◆ **TASK GOAL**:
From the listing below, extract each entry exactly as written, minus the images.

◆ **MATERIAL PROVIDED**:
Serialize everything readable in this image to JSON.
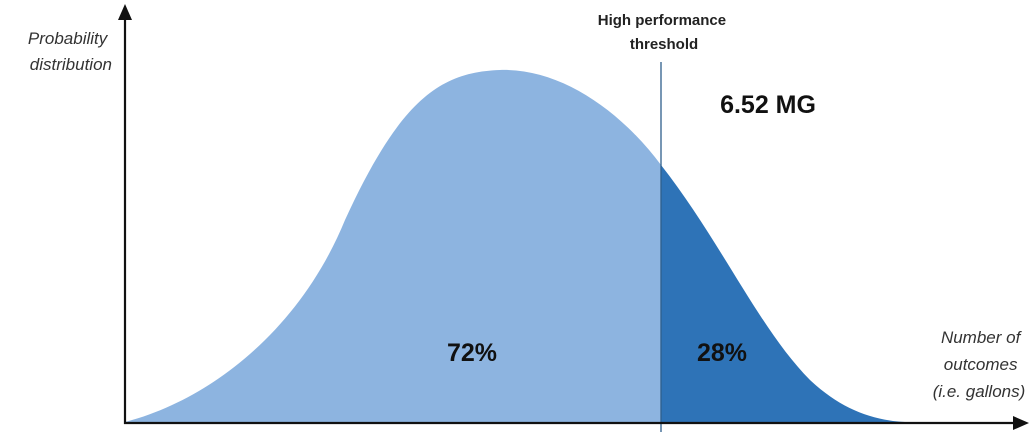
{
  "y_axis_label": [
    "Probability",
    "distribution"
  ],
  "x_axis_label": [
    "Number of",
    "outcomes",
    "(i.e. gallons)"
  ],
  "threshold_label": [
    "High performance",
    "threshold"
  ],
  "threshold_value": "6.52 MG",
  "regions": [
    {
      "label": "72%",
      "color": "#8db4e0"
    },
    {
      "label": "28%",
      "color": "#2e73b7"
    }
  ],
  "colors": {
    "axis": "#111111",
    "threshold_line": "#2e5f8c"
  }
}
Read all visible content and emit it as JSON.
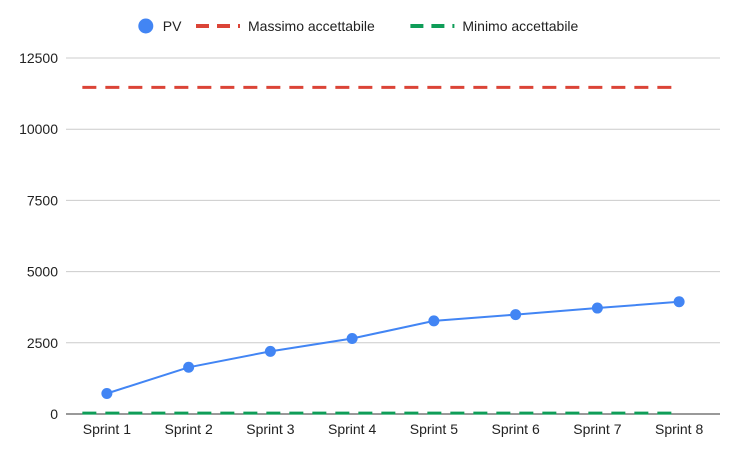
{
  "chart_data": {
    "type": "line",
    "title": "",
    "xlabel": "",
    "ylabel": "",
    "categories": [
      "Sprint 1",
      "Sprint 2",
      "Sprint 3",
      "Sprint 4",
      "Sprint 5",
      "Sprint 6",
      "Sprint 7",
      "Sprint 8"
    ],
    "ylim": [
      0,
      12500
    ],
    "y_ticks": [
      0,
      2500,
      5000,
      7500,
      10000,
      12500
    ],
    "y_tick_labels": [
      "0",
      "2500",
      "5000",
      "7500",
      "10000",
      "12500"
    ],
    "grid": true,
    "legend_position": "top",
    "series": [
      {
        "name": "PV",
        "color": "#4285f4",
        "style": "solid",
        "markers": true,
        "values": [
          720,
          1640,
          2200,
          2650,
          3270,
          3490,
          3720,
          3940
        ]
      },
      {
        "name": "Massimo accettabile",
        "color": "#db4437",
        "style": "dashed",
        "markers": false,
        "values": [
          11470,
          11470,
          11470,
          11470,
          11470,
          11470,
          11470,
          11470
        ]
      },
      {
        "name": "Minimo accettabile",
        "color": "#0f9d58",
        "style": "dashed",
        "markers": false,
        "values": [
          30,
          30,
          30,
          30,
          30,
          30,
          30,
          30
        ]
      }
    ]
  }
}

◆ **OUTPUT OF THE TASK**:
Serialize everything readable in this image to JSON.
{
  "y_axis_label": [
    "Probability",
    "distribution"
  ],
  "x_axis_label": [
    "Number of",
    "outcomes",
    "(i.e. gallons)"
  ],
  "threshold_label": [
    "High performance",
    "threshold"
  ],
  "threshold_value": "6.52 MG",
  "regions": [
    {
      "label": "72%",
      "color": "#8db4e0"
    },
    {
      "label": "28%",
      "color": "#2e73b7"
    }
  ],
  "colors": {
    "axis": "#111111",
    "threshold_line": "#2e5f8c"
  }
}
Read all visible content and emit it as JSON.
{
  "chart_data": {
    "type": "line",
    "title": "",
    "xlabel": "",
    "ylabel": "",
    "categories": [
      "Sprint 1",
      "Sprint 2",
      "Sprint 3",
      "Sprint 4",
      "Sprint 5",
      "Sprint 6",
      "Sprint 7",
      "Sprint 8"
    ],
    "ylim": [
      0,
      12500
    ],
    "y_ticks": [
      0,
      2500,
      5000,
      7500,
      10000,
      12500
    ],
    "y_tick_labels": [
      "0",
      "2500",
      "5000",
      "7500",
      "10000",
      "12500"
    ],
    "grid": true,
    "legend_position": "top",
    "series": [
      {
        "name": "PV",
        "color": "#4285f4",
        "style": "solid",
        "markers": true,
        "values": [
          720,
          1640,
          2200,
          2650,
          3270,
          3490,
          3720,
          3940
        ]
      },
      {
        "name": "Massimo accettabile",
        "color": "#db4437",
        "style": "dashed",
        "markers": false,
        "values": [
          11470,
          11470,
          11470,
          11470,
          11470,
          11470,
          11470,
          11470
        ]
      },
      {
        "name": "Minimo accettabile",
        "color": "#0f9d58",
        "style": "dashed",
        "markers": false,
        "values": [
          30,
          30,
          30,
          30,
          30,
          30,
          30,
          30
        ]
      }
    ]
  }
}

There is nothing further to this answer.